--- PROVIDED TEXT ---
Four of the passengers on the fatal flight were from one family. Captain Harold Keegan, his wife and their two infant sons aged 2½ years and 1 year boarded the aircraft at Bilinga to return to Archerfield. They had been holidaying at nearby Coolangatta. Captain Keegan was the Chief Pilot for Queensland Airlines.
The Traffic Manager for Queensland Airlines, Mr Desmond Leigh, had flown from Brisbane to Bilinga airstrip earlier in the day and wanted to fly back to Brisbane. All seats were reserved so he decided to off-load Captain Keegan. There were allegations that Mr Leigh may have argued with the pilot about being allowed to board the flight in place of Captain Keegan. There was also an allegation that Mr Leigh boarded the Lodestar and only left when chased off by the pilot. This may have been significant to the investigation of the crash if an argument so distracted the pilots that they omitted to properly set the elevator trim prior to take-off. Mr Leigh told the inquest that when he learned Captain Keegan was travelling with his wife and two children he changed his decision and allowed Captain Keegan to accompany his family. He said he decided to return to Brisbane by train. Another witness also denied there had been an argument between Mr Leigh and the pilot.
---
- EXERCISE REQUIREMENTS:
**a)** Print the part of the Queensland Airlines passage starting with "Four of the" and going on through "for Queensland Airlines.".
**b)** According to the Queensland Airlines passage, what position did Captain Harold Keegan hold?
**c)** Please continue the Queensland Airlines passage from its final sentence.
The data below has no connection to the Queensland Airlines passage.
--- SUPPLIED ENTRIES ---
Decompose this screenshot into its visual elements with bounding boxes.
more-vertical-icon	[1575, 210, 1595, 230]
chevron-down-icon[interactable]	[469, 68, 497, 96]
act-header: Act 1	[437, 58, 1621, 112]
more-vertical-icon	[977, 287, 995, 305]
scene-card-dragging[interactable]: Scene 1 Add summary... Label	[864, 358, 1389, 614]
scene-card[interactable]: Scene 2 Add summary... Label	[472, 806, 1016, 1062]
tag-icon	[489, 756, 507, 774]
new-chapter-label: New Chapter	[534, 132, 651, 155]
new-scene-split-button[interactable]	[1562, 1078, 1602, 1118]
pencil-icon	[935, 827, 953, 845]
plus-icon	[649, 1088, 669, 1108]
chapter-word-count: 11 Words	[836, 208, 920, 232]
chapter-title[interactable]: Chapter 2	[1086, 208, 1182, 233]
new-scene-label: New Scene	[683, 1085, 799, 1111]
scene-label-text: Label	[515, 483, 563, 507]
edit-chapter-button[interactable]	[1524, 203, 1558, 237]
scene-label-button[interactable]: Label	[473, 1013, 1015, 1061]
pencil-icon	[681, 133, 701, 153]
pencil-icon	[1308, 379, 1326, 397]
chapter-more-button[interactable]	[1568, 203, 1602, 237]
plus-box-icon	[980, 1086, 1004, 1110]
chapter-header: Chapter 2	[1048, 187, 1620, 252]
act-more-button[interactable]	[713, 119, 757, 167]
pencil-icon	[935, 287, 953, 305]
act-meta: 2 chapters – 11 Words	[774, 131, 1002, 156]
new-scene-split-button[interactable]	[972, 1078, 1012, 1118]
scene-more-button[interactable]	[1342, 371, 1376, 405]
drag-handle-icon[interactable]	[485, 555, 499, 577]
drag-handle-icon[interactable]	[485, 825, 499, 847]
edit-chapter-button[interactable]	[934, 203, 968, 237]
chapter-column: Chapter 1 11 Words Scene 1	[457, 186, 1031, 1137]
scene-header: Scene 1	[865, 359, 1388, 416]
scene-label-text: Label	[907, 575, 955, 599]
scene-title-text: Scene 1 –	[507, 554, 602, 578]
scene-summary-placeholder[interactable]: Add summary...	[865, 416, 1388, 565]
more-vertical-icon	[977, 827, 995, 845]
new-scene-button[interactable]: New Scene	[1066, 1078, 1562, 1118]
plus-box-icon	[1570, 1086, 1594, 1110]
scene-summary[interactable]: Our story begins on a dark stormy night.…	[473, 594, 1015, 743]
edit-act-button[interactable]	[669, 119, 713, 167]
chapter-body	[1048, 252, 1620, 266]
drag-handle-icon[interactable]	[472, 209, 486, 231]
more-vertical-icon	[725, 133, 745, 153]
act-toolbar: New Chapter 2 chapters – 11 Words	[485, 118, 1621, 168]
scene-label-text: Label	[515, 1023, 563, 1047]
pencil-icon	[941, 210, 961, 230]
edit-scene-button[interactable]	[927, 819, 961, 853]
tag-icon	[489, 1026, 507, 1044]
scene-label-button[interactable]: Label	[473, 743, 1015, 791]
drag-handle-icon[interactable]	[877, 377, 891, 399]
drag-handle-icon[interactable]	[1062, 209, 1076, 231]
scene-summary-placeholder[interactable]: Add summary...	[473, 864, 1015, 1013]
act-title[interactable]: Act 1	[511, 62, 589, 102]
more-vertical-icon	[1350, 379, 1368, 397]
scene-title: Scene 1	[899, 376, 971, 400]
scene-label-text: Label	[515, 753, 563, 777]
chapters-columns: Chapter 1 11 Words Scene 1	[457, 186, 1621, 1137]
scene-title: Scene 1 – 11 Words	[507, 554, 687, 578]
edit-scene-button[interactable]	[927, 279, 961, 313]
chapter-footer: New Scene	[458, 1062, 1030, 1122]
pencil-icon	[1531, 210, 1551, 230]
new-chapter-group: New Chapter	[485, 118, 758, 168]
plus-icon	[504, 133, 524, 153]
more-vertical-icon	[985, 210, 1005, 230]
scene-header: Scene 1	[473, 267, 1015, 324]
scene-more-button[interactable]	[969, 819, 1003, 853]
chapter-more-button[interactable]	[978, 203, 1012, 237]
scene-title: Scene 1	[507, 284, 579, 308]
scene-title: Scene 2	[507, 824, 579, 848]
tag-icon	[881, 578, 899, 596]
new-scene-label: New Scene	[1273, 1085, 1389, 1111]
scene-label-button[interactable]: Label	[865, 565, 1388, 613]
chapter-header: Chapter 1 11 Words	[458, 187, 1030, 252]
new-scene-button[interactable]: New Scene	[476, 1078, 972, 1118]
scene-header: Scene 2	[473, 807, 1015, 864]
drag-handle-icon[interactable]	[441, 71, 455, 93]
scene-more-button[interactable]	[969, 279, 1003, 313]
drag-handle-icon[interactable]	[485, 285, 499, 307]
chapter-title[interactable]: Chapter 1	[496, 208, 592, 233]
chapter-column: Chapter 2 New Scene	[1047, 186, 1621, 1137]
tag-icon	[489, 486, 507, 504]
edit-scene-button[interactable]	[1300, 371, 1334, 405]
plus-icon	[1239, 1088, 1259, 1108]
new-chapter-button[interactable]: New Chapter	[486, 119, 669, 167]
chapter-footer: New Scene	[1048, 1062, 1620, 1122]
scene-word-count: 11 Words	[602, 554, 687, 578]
---
- YOUR RESPONSES:
**a)**
Four of the passengers on the fatal flight were from one family. Captain Harold Keegan, his wife and their two infant sons aged 2½ years and 1 year boarded the aircraft at Bilinga to return to Archerfield. They had been holidaying at nearby Coolangatta. Captain Keegan was the Chief Pilot for Queensland Airlines.

**b)** He was the Chief Pilot for Queensland Airlines.

**c)**
Captain Keegan and his wife boarded the plane and each placed one of their sons on their lap. The inquest was concerned that as the Keegan family boarded the flight at Bilinga airstrip their weights, and particularly the weight of Captain Keegan, may not have been properly taken into account in determining the position of the centre of gravity.
The apparent secrecy surrounding the report written by the investigation panel from the Department of Civil Aviation attracted strong criticism. After the Minister, Mr Drakeford, announced to the House of Representatives that there was no need for a public inquiry into the disaster because he and his Department already knew the cause, he was attacked for presuming to know all the reasons when the Coroner's inquest was still in progress. An editorial in the Brisbane Courier-Mail claimed the Minister was trying to avoid public inquiries into aviation accidents. The Attorney-General's decision to withhold the Coroner's report also attracted strong criticism.
In the report of the Air Court of Inquiry into the 1948 crash of the DC-3 Lutana, Mr Justice William Simpson was strongly critical of the Department of Civil Aviation's air navigation policy. The Minister, Mr Drakeford, vigorously defended his Department against Justice Simpson's criticism. Justice Simpson was attacked in the Senate. An editorial in the Courier-Mail attacked the secrecy surrounding the Queensland Airlines accident and claimed that by not publishing his Department's report the Minister, Mr Drakeford, showed he had learned nothing from Justice Simpson's inquiry into the crash of the Lutana.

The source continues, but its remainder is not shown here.